— Data listing —
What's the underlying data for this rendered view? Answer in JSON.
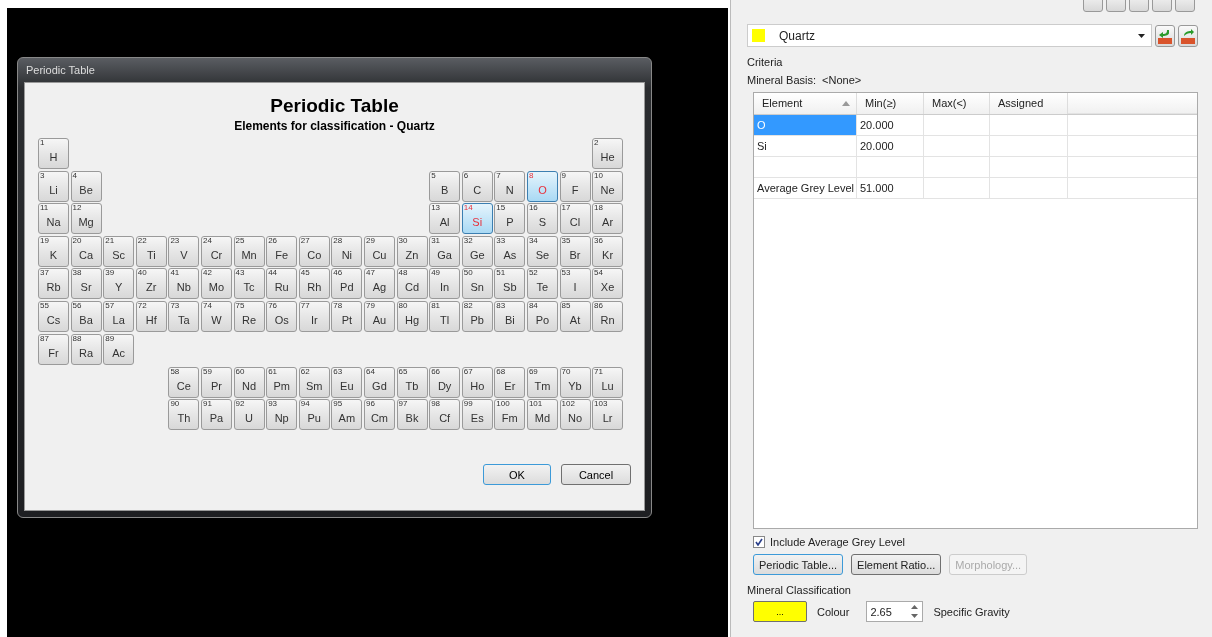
{
  "dialog": {
    "title": "Periodic Table",
    "heading": "Periodic Table",
    "subheading": "Elements for classification - Quartz",
    "main_rows": [
      [
        {
          "n": "1",
          "s": "H",
          "selected": false
        },
        {
          "n": "2",
          "s": "He",
          "selected": false
        }
      ],
      [
        {
          "n": "3",
          "s": "Li",
          "selected": false
        },
        {
          "n": "4",
          "s": "Be",
          "selected": false
        },
        {
          "n": "5",
          "s": "B",
          "selected": false
        },
        {
          "n": "6",
          "s": "C",
          "selected": false
        },
        {
          "n": "7",
          "s": "N",
          "selected": false
        },
        {
          "n": "8",
          "s": "O",
          "selected": true
        },
        {
          "n": "9",
          "s": "F",
          "selected": false
        },
        {
          "n": "10",
          "s": "Ne",
          "selected": false
        }
      ],
      [
        {
          "n": "11",
          "s": "Na",
          "selected": false
        },
        {
          "n": "12",
          "s": "Mg",
          "selected": false
        },
        {
          "n": "13",
          "s": "Al",
          "selected": false
        },
        {
          "n": "14",
          "s": "Si",
          "selected": true
        },
        {
          "n": "15",
          "s": "P",
          "selected": false
        },
        {
          "n": "16",
          "s": "S",
          "selected": false
        },
        {
          "n": "17",
          "s": "Cl",
          "selected": false
        },
        {
          "n": "18",
          "s": "Ar",
          "selected": false
        }
      ],
      [
        {
          "n": "19",
          "s": "K",
          "selected": false
        },
        {
          "n": "20",
          "s": "Ca",
          "selected": false
        },
        {
          "n": "21",
          "s": "Sc",
          "selected": false
        },
        {
          "n": "22",
          "s": "Ti",
          "selected": false
        },
        {
          "n": "23",
          "s": "V",
          "selected": false
        },
        {
          "n": "24",
          "s": "Cr",
          "selected": false
        },
        {
          "n": "25",
          "s": "Mn",
          "selected": false
        },
        {
          "n": "26",
          "s": "Fe",
          "selected": false
        },
        {
          "n": "27",
          "s": "Co",
          "selected": false
        },
        {
          "n": "28",
          "s": "Ni",
          "selected": false
        },
        {
          "n": "29",
          "s": "Cu",
          "selected": false
        },
        {
          "n": "30",
          "s": "Zn",
          "selected": false
        },
        {
          "n": "31",
          "s": "Ga",
          "selected": false
        },
        {
          "n": "32",
          "s": "Ge",
          "selected": false
        },
        {
          "n": "33",
          "s": "As",
          "selected": false
        },
        {
          "n": "34",
          "s": "Se",
          "selected": false
        },
        {
          "n": "35",
          "s": "Br",
          "selected": false
        },
        {
          "n": "36",
          "s": "Kr",
          "selected": false
        }
      ],
      [
        {
          "n": "37",
          "s": "Rb",
          "selected": false
        },
        {
          "n": "38",
          "s": "Sr",
          "selected": false
        },
        {
          "n": "39",
          "s": "Y",
          "selected": false
        },
        {
          "n": "40",
          "s": "Zr",
          "selected": false
        },
        {
          "n": "41",
          "s": "Nb",
          "selected": false
        },
        {
          "n": "42",
          "s": "Mo",
          "selected": false
        },
        {
          "n": "43",
          "s": "Tc",
          "selected": false
        },
        {
          "n": "44",
          "s": "Ru",
          "selected": false
        },
        {
          "n": "45",
          "s": "Rh",
          "selected": false
        },
        {
          "n": "46",
          "s": "Pd",
          "selected": false
        },
        {
          "n": "47",
          "s": "Ag",
          "selected": false
        },
        {
          "n": "48",
          "s": "Cd",
          "selected": false
        },
        {
          "n": "49",
          "s": "In",
          "selected": false
        },
        {
          "n": "50",
          "s": "Sn",
          "selected": false
        },
        {
          "n": "51",
          "s": "Sb",
          "selected": false
        },
        {
          "n": "52",
          "s": "Te",
          "selected": false
        },
        {
          "n": "53",
          "s": "I",
          "selected": false
        },
        {
          "n": "54",
          "s": "Xe",
          "selected": false
        }
      ],
      [
        {
          "n": "55",
          "s": "Cs",
          "selected": false
        },
        {
          "n": "56",
          "s": "Ba",
          "selected": false
        },
        {
          "n": "57",
          "s": "La",
          "selected": false
        },
        {
          "n": "72",
          "s": "Hf",
          "selected": false
        },
        {
          "n": "73",
          "s": "Ta",
          "selected": false
        },
        {
          "n": "74",
          "s": "W",
          "selected": false
        },
        {
          "n": "75",
          "s": "Re",
          "selected": false
        },
        {
          "n": "76",
          "s": "Os",
          "selected": false
        },
        {
          "n": "77",
          "s": "Ir",
          "selected": false
        },
        {
          "n": "78",
          "s": "Pt",
          "selected": false
        },
        {
          "n": "79",
          "s": "Au",
          "selected": false
        },
        {
          "n": "80",
          "s": "Hg",
          "selected": false
        },
        {
          "n": "81",
          "s": "Tl",
          "selected": false
        },
        {
          "n": "82",
          "s": "Pb",
          "selected": false
        },
        {
          "n": "83",
          "s": "Bi",
          "selected": false
        },
        {
          "n": "84",
          "s": "Po",
          "selected": false
        },
        {
          "n": "85",
          "s": "At",
          "selected": false
        },
        {
          "n": "86",
          "s": "Rn",
          "selected": false
        }
      ],
      [
        {
          "n": "87",
          "s": "Fr",
          "selected": false
        },
        {
          "n": "88",
          "s": "Ra",
          "selected": false
        },
        {
          "n": "89",
          "s": "Ac",
          "selected": false
        }
      ]
    ],
    "f_rows": [
      [
        {
          "n": "58",
          "s": "Ce",
          "selected": false
        },
        {
          "n": "59",
          "s": "Pr",
          "selected": false
        },
        {
          "n": "60",
          "s": "Nd",
          "selected": false
        },
        {
          "n": "61",
          "s": "Pm",
          "selected": false
        },
        {
          "n": "62",
          "s": "Sm",
          "selected": false
        },
        {
          "n": "63",
          "s": "Eu",
          "selected": false
        },
        {
          "n": "64",
          "s": "Gd",
          "selected": false
        },
        {
          "n": "65",
          "s": "Tb",
          "selected": false
        },
        {
          "n": "66",
          "s": "Dy",
          "selected": false
        },
        {
          "n": "67",
          "s": "Ho",
          "selected": false
        },
        {
          "n": "68",
          "s": "Er",
          "selected": false
        },
        {
          "n": "69",
          "s": "Tm",
          "selected": false
        },
        {
          "n": "70",
          "s": "Yb",
          "selected": false
        },
        {
          "n": "71",
          "s": "Lu",
          "selected": false
        }
      ],
      [
        {
          "n": "90",
          "s": "Th",
          "selected": false
        },
        {
          "n": "91",
          "s": "Pa",
          "selected": false
        },
        {
          "n": "92",
          "s": "U",
          "selected": false
        },
        {
          "n": "93",
          "s": "Np",
          "selected": false
        },
        {
          "n": "94",
          "s": "Pu",
          "selected": false
        },
        {
          "n": "95",
          "s": "Am",
          "selected": false
        },
        {
          "n": "96",
          "s": "Cm",
          "selected": false
        },
        {
          "n": "97",
          "s": "Bk",
          "selected": false
        },
        {
          "n": "98",
          "s": "Cf",
          "selected": false
        },
        {
          "n": "99",
          "s": "Es",
          "selected": false
        },
        {
          "n": "100",
          "s": "Fm",
          "selected": false
        },
        {
          "n": "101",
          "s": "Md",
          "selected": false
        },
        {
          "n": "102",
          "s": "No",
          "selected": false
        },
        {
          "n": "103",
          "s": "Lr",
          "selected": false
        }
      ]
    ],
    "buttons": [
      "OK",
      "Cancel"
    ]
  },
  "panel": {
    "mineral": {
      "name": "Quartz",
      "color": "#ffff00"
    },
    "criteria": {
      "title": "Criteria",
      "basis_label": "Mineral Basis:",
      "basis_value": "<None>",
      "columns": [
        "Element",
        "Min(≥)",
        "Max(<)",
        "Assigned"
      ],
      "rows": [
        {
          "cells": [
            "O",
            "20.000",
            "",
            ""
          ],
          "selected": true
        },
        {
          "cells": [
            "Si",
            "20.000",
            "",
            ""
          ],
          "selected": false
        },
        {
          "cells": [
            "",
            "",
            "",
            ""
          ],
          "selected": false
        },
        {
          "cells": [
            "Average Grey Level",
            "51.000",
            "",
            ""
          ],
          "selected": false
        }
      ],
      "include_grey": {
        "label": "Include Average Grey Level",
        "checked": true
      },
      "buttons": [
        {
          "label": "Periodic Table...",
          "disabled": false
        },
        {
          "label": "Element Ratio...",
          "disabled": false
        },
        {
          "label": "Morphology...",
          "disabled": true
        }
      ]
    },
    "classification": {
      "title": "Mineral Classification",
      "color_button": "...",
      "color": "#ffff00",
      "colour_label": "Colour",
      "gravity": "2.65",
      "gravity_label": "Specific Gravity"
    }
  }
}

— Stated goal —
Work out how many lines of the data hold the string "Average". Reply with that number alone.

— Full response —
2